**Exercise**
Give only the number of lines that hold the word "Classical".

Records contained in a dataset
*****

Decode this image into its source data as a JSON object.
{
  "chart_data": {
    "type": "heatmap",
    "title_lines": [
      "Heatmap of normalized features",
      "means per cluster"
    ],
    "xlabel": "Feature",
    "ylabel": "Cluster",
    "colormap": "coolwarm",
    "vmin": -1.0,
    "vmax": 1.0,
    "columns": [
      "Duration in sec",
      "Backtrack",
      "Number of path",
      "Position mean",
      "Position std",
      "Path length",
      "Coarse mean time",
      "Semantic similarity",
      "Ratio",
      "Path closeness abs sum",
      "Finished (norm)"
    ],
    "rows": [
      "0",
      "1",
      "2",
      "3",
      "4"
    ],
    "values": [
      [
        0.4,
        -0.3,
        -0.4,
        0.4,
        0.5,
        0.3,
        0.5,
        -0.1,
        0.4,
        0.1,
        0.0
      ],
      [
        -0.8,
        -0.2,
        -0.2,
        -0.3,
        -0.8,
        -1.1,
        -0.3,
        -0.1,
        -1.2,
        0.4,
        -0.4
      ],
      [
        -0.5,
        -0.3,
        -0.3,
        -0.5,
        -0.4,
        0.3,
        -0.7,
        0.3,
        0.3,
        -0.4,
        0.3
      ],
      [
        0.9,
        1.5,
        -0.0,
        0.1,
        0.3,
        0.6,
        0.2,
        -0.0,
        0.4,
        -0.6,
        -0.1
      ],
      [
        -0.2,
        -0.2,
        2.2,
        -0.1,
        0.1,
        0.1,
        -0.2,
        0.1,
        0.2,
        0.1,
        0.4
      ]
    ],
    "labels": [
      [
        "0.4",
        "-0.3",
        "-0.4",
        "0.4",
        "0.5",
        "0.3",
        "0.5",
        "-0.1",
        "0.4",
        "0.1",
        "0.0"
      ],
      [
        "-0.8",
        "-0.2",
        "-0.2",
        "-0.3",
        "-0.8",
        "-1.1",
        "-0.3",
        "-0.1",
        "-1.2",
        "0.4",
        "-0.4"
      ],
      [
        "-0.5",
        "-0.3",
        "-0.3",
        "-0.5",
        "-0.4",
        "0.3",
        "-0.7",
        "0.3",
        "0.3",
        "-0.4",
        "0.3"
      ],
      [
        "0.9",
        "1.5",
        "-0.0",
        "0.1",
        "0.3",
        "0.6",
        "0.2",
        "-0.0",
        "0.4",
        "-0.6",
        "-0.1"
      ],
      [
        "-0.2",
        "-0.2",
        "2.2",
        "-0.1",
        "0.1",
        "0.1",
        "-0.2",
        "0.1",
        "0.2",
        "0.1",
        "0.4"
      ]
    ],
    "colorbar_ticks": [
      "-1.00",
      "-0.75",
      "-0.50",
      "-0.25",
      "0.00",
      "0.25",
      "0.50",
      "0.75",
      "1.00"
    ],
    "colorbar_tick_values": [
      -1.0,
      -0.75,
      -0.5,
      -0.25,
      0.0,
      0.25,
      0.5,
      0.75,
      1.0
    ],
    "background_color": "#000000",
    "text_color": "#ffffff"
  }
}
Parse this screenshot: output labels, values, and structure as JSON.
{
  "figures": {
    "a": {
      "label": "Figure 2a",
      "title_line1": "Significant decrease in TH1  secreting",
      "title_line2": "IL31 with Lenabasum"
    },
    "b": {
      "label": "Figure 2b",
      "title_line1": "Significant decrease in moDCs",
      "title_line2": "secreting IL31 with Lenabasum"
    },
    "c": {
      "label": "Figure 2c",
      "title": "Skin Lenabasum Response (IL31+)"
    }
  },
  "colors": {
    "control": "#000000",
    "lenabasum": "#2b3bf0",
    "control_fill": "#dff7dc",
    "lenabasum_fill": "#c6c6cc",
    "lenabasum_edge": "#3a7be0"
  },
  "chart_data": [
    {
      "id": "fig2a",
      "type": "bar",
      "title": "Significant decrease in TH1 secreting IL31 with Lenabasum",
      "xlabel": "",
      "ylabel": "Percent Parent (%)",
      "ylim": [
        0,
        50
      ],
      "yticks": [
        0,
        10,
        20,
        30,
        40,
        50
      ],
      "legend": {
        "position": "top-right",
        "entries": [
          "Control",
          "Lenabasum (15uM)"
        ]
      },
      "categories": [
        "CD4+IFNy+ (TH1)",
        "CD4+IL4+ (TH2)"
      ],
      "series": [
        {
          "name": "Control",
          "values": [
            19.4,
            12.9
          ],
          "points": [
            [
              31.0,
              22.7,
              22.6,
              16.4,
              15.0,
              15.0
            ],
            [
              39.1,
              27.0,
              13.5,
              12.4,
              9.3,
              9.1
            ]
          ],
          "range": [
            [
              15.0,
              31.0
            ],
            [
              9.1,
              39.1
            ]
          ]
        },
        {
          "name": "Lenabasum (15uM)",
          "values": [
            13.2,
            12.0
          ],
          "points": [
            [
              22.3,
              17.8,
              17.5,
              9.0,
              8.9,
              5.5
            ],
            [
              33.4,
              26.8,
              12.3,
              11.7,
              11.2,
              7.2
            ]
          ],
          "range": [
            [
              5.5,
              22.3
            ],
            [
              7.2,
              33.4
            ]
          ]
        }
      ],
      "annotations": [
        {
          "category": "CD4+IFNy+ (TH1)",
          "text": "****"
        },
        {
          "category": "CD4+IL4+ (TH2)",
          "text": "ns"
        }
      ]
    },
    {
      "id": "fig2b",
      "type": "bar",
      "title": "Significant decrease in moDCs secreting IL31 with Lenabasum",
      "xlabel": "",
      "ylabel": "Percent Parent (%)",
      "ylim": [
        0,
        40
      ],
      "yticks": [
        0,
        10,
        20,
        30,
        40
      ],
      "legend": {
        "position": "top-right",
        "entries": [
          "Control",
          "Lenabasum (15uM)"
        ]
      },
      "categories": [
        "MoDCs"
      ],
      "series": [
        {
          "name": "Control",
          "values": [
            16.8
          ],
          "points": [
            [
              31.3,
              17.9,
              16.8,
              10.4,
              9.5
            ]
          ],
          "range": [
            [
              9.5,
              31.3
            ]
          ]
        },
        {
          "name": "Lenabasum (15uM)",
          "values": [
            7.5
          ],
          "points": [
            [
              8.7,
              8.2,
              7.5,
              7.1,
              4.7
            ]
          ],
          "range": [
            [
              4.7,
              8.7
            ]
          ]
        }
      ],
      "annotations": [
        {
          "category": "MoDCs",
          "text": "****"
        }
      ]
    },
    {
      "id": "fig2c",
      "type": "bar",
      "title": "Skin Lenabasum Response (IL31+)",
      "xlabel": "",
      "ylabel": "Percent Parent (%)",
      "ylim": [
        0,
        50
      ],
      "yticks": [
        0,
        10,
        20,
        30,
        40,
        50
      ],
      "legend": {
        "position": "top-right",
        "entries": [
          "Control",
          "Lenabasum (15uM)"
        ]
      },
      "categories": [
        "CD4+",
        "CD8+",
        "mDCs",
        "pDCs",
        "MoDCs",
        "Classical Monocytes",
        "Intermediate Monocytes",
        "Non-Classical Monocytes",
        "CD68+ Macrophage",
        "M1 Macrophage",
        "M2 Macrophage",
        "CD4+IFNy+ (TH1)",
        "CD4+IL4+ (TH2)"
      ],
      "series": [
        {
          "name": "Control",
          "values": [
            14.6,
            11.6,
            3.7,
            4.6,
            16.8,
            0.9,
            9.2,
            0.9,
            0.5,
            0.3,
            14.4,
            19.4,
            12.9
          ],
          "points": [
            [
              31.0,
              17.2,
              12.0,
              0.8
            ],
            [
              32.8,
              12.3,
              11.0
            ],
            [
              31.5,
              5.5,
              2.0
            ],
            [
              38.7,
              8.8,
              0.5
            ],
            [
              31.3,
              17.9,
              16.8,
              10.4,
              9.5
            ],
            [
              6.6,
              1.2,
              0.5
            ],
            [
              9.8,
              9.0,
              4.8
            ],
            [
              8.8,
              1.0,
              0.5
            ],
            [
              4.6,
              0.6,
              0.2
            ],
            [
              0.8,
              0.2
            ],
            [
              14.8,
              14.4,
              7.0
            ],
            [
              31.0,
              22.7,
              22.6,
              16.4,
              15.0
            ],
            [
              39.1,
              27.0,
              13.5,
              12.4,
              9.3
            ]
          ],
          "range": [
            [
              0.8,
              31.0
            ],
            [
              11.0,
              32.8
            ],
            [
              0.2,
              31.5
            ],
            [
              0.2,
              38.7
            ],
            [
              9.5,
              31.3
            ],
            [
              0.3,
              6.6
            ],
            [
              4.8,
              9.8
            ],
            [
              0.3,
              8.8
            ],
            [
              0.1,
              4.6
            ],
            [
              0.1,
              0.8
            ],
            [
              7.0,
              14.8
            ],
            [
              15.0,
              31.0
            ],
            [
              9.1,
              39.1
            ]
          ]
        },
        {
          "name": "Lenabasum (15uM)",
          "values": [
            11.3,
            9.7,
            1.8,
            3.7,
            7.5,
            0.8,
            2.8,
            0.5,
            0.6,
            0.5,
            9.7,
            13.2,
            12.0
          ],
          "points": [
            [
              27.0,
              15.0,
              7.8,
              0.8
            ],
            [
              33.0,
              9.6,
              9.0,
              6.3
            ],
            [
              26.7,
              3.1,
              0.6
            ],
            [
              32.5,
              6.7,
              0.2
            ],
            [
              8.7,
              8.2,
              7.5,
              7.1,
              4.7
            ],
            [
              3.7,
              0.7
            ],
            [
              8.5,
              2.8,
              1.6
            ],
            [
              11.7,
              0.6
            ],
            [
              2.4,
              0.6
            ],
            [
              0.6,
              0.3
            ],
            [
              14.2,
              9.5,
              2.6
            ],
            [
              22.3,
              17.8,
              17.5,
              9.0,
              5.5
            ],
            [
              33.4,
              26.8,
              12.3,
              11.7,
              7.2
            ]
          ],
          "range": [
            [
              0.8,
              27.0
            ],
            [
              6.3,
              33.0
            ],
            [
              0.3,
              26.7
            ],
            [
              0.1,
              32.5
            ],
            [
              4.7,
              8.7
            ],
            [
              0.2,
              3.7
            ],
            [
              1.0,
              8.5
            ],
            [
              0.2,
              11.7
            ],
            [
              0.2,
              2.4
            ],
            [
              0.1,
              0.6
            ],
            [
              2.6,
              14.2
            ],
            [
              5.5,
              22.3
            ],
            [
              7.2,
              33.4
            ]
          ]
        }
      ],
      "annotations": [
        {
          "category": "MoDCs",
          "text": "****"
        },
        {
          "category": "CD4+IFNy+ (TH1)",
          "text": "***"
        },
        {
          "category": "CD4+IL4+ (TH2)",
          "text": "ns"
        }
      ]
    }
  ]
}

*****

**Result below**
2